Count how many lines hold the string "title". Give that number alone.

* Material provided *

>> Start

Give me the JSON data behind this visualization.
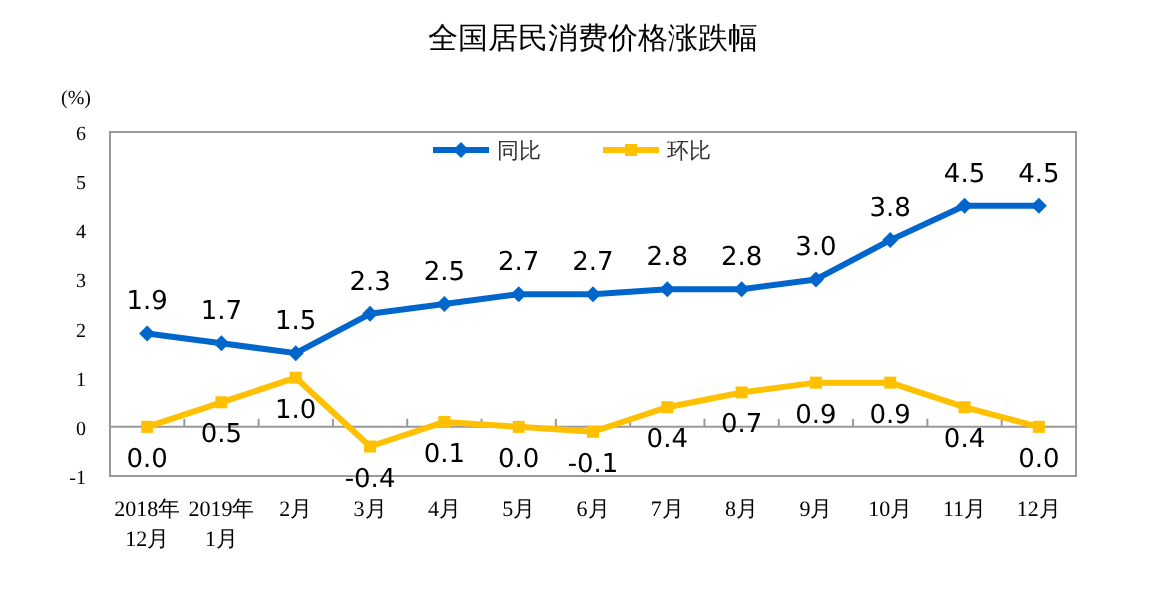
{
  "chart_data": {
    "type": "line",
    "title": "全国居民消费价格涨跌幅",
    "ylabel": "(%)",
    "categories": [
      "2018年\n12月",
      "2019年\n1月",
      "2月",
      "3月",
      "4月",
      "5月",
      "6月",
      "7月",
      "8月",
      "9月",
      "10月",
      "11月",
      "12月"
    ],
    "series": [
      {
        "name": "同比",
        "color": "#0066cc",
        "marker": "diamond",
        "values": [
          1.9,
          1.7,
          1.5,
          2.3,
          2.5,
          2.7,
          2.7,
          2.8,
          2.8,
          3.0,
          3.8,
          4.5,
          4.5
        ],
        "value_labels": [
          "1.9",
          "1.7",
          "1.5",
          "2.3",
          "2.5",
          "2.7",
          "2.7",
          "2.8",
          "2.8",
          "3.0",
          "3.8",
          "4.5",
          "4.5"
        ]
      },
      {
        "name": "环比",
        "color": "#ffc000",
        "marker": "square",
        "values": [
          0.0,
          0.5,
          1.0,
          -0.4,
          0.1,
          0.0,
          -0.1,
          0.4,
          0.7,
          0.9,
          0.9,
          0.4,
          0.0
        ],
        "value_labels": [
          "0.0",
          "0.5",
          "1.0",
          "-0.4",
          "0.1",
          "0.0",
          "-0.1",
          "0.4",
          "0.7",
          "0.9",
          "0.9",
          "0.4",
          "0.0"
        ]
      }
    ],
    "ylim": [
      -1,
      6
    ],
    "yticks": [
      -1,
      0,
      1,
      2,
      3,
      4,
      5,
      6
    ],
    "legend": "top"
  }
}
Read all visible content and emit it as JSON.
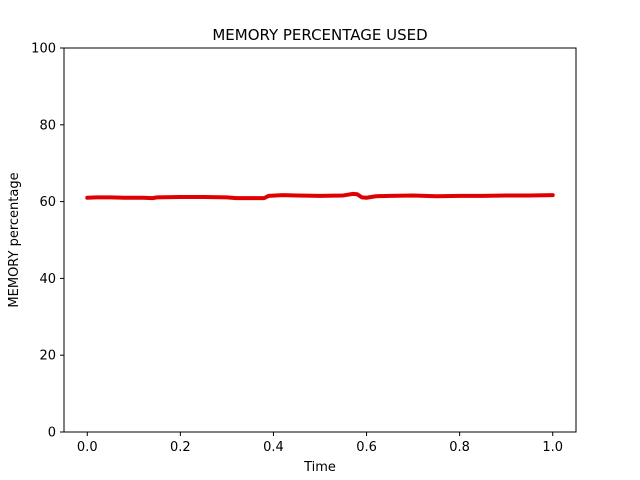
{
  "chart_data": {
    "type": "line",
    "title": "MEMORY PERCENTAGE USED",
    "xlabel": "Time",
    "ylabel": "MEMORY percentage",
    "xlim": [
      -0.05,
      1.05
    ],
    "ylim": [
      0,
      100
    ],
    "xticks": [
      0.0,
      0.2,
      0.4,
      0.6,
      0.8,
      1.0
    ],
    "xtick_labels": [
      "0.0",
      "0.2",
      "0.4",
      "0.6",
      "0.8",
      "1.0"
    ],
    "yticks": [
      0,
      20,
      40,
      60,
      80,
      100
    ],
    "ytick_labels": [
      "0",
      "20",
      "40",
      "60",
      "80",
      "100"
    ],
    "grid": false,
    "line_color": "#e00000",
    "series": [
      {
        "x": [
          0.0,
          0.02,
          0.05,
          0.08,
          0.12,
          0.14,
          0.15,
          0.2,
          0.25,
          0.3,
          0.32,
          0.35,
          0.38,
          0.39,
          0.42,
          0.45,
          0.5,
          0.55,
          0.57,
          0.58,
          0.59,
          0.6,
          0.62,
          0.65,
          0.7,
          0.75,
          0.8,
          0.85,
          0.9,
          0.95,
          1.0
        ],
        "y": [
          61.0,
          61.1,
          61.1,
          61.0,
          61.0,
          60.9,
          61.1,
          61.2,
          61.2,
          61.1,
          60.9,
          60.9,
          60.9,
          61.5,
          61.7,
          61.6,
          61.5,
          61.6,
          62.0,
          61.9,
          61.1,
          61.0,
          61.4,
          61.5,
          61.6,
          61.4,
          61.5,
          61.5,
          61.6,
          61.6,
          61.7
        ]
      }
    ]
  }
}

>> End

* Result *
2